* [AIM OF THE TASK]:
Set down each entry from the block beneath, exactly as written.

(Raw records)
^^^^^^^^^^^^^^^^
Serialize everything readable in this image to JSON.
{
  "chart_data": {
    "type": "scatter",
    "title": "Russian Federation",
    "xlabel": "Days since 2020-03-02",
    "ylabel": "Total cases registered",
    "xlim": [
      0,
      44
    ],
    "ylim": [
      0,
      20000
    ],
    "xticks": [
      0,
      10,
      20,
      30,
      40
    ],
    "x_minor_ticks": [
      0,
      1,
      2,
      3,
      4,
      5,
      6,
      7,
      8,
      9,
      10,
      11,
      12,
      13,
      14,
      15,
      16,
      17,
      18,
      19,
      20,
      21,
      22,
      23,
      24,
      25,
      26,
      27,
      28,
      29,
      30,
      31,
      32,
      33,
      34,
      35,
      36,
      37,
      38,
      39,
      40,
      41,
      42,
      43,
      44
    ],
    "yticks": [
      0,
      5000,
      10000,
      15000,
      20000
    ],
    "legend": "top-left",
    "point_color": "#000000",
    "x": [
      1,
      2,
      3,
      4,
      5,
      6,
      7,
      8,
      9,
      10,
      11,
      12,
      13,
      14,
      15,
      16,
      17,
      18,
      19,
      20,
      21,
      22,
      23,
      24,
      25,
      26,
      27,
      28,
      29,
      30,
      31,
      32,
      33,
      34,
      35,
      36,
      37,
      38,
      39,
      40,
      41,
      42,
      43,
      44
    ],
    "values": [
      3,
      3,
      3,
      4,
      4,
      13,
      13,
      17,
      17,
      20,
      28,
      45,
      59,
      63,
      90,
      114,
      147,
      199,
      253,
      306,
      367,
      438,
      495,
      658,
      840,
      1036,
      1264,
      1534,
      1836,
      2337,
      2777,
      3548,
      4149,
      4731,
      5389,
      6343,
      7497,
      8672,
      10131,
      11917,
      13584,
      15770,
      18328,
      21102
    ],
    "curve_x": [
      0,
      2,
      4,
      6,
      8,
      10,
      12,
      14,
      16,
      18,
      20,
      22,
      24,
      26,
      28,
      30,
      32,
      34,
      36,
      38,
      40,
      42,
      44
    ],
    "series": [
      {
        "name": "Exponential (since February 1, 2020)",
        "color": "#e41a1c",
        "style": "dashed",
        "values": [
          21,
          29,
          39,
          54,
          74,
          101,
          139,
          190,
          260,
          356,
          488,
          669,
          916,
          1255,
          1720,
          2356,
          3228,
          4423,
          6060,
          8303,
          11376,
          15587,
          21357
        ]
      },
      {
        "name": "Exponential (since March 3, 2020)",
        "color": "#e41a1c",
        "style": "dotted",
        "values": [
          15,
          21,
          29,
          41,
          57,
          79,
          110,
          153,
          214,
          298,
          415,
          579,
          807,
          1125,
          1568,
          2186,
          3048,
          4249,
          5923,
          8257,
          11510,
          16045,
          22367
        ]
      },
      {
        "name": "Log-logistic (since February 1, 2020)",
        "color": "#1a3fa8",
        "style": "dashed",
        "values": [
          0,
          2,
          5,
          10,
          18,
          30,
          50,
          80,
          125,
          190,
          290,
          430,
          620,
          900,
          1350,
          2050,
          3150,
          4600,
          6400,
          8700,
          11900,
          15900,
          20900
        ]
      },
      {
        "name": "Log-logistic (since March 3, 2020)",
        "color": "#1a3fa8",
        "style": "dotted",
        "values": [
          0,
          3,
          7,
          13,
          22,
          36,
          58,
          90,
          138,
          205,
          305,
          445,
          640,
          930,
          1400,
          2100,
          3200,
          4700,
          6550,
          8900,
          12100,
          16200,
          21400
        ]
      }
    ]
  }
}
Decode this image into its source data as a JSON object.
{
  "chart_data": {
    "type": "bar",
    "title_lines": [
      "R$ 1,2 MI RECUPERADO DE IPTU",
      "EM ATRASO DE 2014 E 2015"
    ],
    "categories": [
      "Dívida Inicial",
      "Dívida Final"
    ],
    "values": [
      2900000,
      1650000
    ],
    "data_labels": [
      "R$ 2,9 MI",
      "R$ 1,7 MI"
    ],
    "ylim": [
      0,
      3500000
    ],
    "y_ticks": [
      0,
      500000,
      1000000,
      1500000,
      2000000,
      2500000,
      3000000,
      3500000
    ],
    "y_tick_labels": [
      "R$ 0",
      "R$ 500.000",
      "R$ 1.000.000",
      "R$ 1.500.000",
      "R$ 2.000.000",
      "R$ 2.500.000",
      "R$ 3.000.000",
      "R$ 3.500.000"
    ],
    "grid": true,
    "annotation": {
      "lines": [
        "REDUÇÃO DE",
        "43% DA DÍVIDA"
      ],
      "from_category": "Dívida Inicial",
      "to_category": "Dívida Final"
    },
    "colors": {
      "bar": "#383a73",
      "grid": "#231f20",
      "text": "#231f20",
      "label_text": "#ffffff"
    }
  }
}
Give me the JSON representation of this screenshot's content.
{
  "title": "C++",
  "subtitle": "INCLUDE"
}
^^^^^^^^^^^^^^^^
* [WRITTEN ANSWER]:
Serialize everything readable in this image to JSON.
{
  "chart_data": {
    "type": "scatter",
    "title": "Russian Federation",
    "xlabel": "Days since 2020-03-02",
    "ylabel": "Total cases registered",
    "xlim": [
      0,
      44
    ],
    "ylim": [
      0,
      20000
    ],
    "xticks": [
      0,
      10,
      20,
      30,
      40
    ],
    "x_minor_ticks": [
      0,
      1,
      2,
      3,
      4,
      5,
      6,
      7,
      8,
      9,
      10,
      11,
      12,
      13,
      14,
      15,
      16,
      17,
      18,
      19,
      20,
      21,
      22,
      23,
      24,
      25,
      26,
      27,
      28,
      29,
      30,
      31,
      32,
      33,
      34,
      35,
      36,
      37,
      38,
      39,
      40,
      41,
      42,
      43,
      44
    ],
    "yticks": [
      0,
      5000,
      10000,
      15000,
      20000
    ],
    "legend": "top-left",
    "point_color": "#000000",
    "x": [
      1,
      2,
      3,
      4,
      5,
      6,
      7,
      8,
      9,
      10,
      11,
      12,
      13,
      14,
      15,
      16,
      17,
      18,
      19,
      20,
      21,
      22,
      23,
      24,
      25,
      26,
      27,
      28,
      29,
      30,
      31,
      32,
      33,
      34,
      35,
      36,
      37,
      38,
      39,
      40,
      41,
      42,
      43,
      44
    ],
    "values": [
      3,
      3,
      3,
      4,
      4,
      13,
      13,
      17,
      17,
      20,
      28,
      45,
      59,
      63,
      90,
      114,
      147,
      199,
      253,
      306,
      367,
      438,
      495,
      658,
      840,
      1036,
      1264,
      1534,
      1836,
      2337,
      2777,
      3548,
      4149,
      4731,
      5389,
      6343,
      7497,
      8672,
      10131,
      11917,
      13584,
      15770,
      18328,
      21102
    ],
    "curve_x": [
      0,
      2,
      4,
      6,
      8,
      10,
      12,
      14,
      16,
      18,
      20,
      22,
      24,
      26,
      28,
      30,
      32,
      34,
      36,
      38,
      40,
      42,
      44
    ],
    "series": [
      {
        "name": "Exponential (since February 1, 2020)",
        "color": "#e41a1c",
        "style": "dashed",
        "values": [
          21,
          29,
          39,
          54,
          74,
          101,
          139,
          190,
          260,
          356,
          488,
          669,
          916,
          1255,
          1720,
          2356,
          3228,
          4423,
          6060,
          8303,
          11376,
          15587,
          21357
        ]
      },
      {
        "name": "Exponential (since March 3, 2020)",
        "color": "#e41a1c",
        "style": "dotted",
        "values": [
          15,
          21,
          29,
          41,
          57,
          79,
          110,
          153,
          214,
          298,
          415,
          579,
          807,
          1125,
          1568,
          2186,
          3048,
          4249,
          5923,
          8257,
          11510,
          16045,
          22367
        ]
      },
      {
        "name": "Log-logistic (since February 1, 2020)",
        "color": "#1a3fa8",
        "style": "dashed",
        "values": [
          0,
          2,
          5,
          10,
          18,
          30,
          50,
          80,
          125,
          190,
          290,
          430,
          620,
          900,
          1350,
          2050,
          3150,
          4600,
          6400,
          8700,
          11900,
          15900,
          20900
        ]
      },
      {
        "name": "Log-logistic (since March 3, 2020)",
        "color": "#1a3fa8",
        "style": "dotted",
        "values": [
          0,
          3,
          7,
          13,
          22,
          36,
          58,
          90,
          138,
          205,
          305,
          445,
          640,
          930,
          1400,
          2100,
          3200,
          4700,
          6550,
          8900,
          12100,
          16200,
          21400
        ]
      }
    ]
  }
}
Decode this image into its source data as a JSON object.
{
  "chart_data": {
    "type": "bar",
    "title_lines": [
      "R$ 1,2 MI RECUPERADO DE IPTU",
      "EM ATRASO DE 2014 E 2015"
    ],
    "categories": [
      "Dívida Inicial",
      "Dívida Final"
    ],
    "values": [
      2900000,
      1650000
    ],
    "data_labels": [
      "R$ 2,9 MI",
      "R$ 1,7 MI"
    ],
    "ylim": [
      0,
      3500000
    ],
    "y_ticks": [
      0,
      500000,
      1000000,
      1500000,
      2000000,
      2500000,
      3000000,
      3500000
    ],
    "y_tick_labels": [
      "R$ 0",
      "R$ 500.000",
      "R$ 1.000.000",
      "R$ 1.500.000",
      "R$ 2.000.000",
      "R$ 2.500.000",
      "R$ 3.000.000",
      "R$ 3.500.000"
    ],
    "grid": true,
    "annotation": {
      "lines": [
        "REDUÇÃO DE",
        "43% DA DÍVIDA"
      ],
      "from_category": "Dívida Inicial",
      "to_category": "Dívida Final"
    },
    "colors": {
      "bar": "#383a73",
      "grid": "#231f20",
      "text": "#231f20",
      "label_text": "#ffffff"
    }
  }
}
Give me the JSON representation of this screenshot's content.
{
  "title": "C++",
  "subtitle": "INCLUDE"
}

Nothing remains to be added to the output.